» What needs to be done
Return all of the lines below exactly as they are.

» Material for this exercise
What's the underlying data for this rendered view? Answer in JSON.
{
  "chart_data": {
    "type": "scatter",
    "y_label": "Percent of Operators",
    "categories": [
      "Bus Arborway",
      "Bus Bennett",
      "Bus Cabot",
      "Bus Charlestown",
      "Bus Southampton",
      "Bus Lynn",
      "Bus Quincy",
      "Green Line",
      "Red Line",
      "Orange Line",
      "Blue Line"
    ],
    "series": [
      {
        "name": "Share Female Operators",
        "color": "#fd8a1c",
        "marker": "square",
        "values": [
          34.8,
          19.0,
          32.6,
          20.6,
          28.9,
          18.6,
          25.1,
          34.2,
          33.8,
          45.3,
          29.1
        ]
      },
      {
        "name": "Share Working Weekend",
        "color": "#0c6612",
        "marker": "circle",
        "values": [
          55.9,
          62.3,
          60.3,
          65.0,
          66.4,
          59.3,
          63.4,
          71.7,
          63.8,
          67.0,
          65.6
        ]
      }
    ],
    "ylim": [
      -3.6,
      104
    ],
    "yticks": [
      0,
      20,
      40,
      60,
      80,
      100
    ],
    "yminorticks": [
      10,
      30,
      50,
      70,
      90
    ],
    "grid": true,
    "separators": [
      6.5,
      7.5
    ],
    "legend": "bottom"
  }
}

» Answer to the task
What's the underlying data for this rendered view? Answer in JSON.
{
  "chart_data": {
    "type": "scatter",
    "y_label": "Percent of Operators",
    "categories": [
      "Bus Arborway",
      "Bus Bennett",
      "Bus Cabot",
      "Bus Charlestown",
      "Bus Southampton",
      "Bus Lynn",
      "Bus Quincy",
      "Green Line",
      "Red Line",
      "Orange Line",
      "Blue Line"
    ],
    "series": [
      {
        "name": "Share Female Operators",
        "color": "#fd8a1c",
        "marker": "square",
        "values": [
          34.8,
          19.0,
          32.6,
          20.6,
          28.9,
          18.6,
          25.1,
          34.2,
          33.8,
          45.3,
          29.1
        ]
      },
      {
        "name": "Share Working Weekend",
        "color": "#0c6612",
        "marker": "circle",
        "values": [
          55.9,
          62.3,
          60.3,
          65.0,
          66.4,
          59.3,
          63.4,
          71.7,
          63.8,
          67.0,
          65.6
        ]
      }
    ],
    "ylim": [
      -3.6,
      104
    ],
    "yticks": [
      0,
      20,
      40,
      60,
      80,
      100
    ],
    "yminorticks": [
      10,
      30,
      50,
      70,
      90
    ],
    "grid": true,
    "separators": [
      6.5,
      7.5
    ],
    "legend": "bottom"
  }
}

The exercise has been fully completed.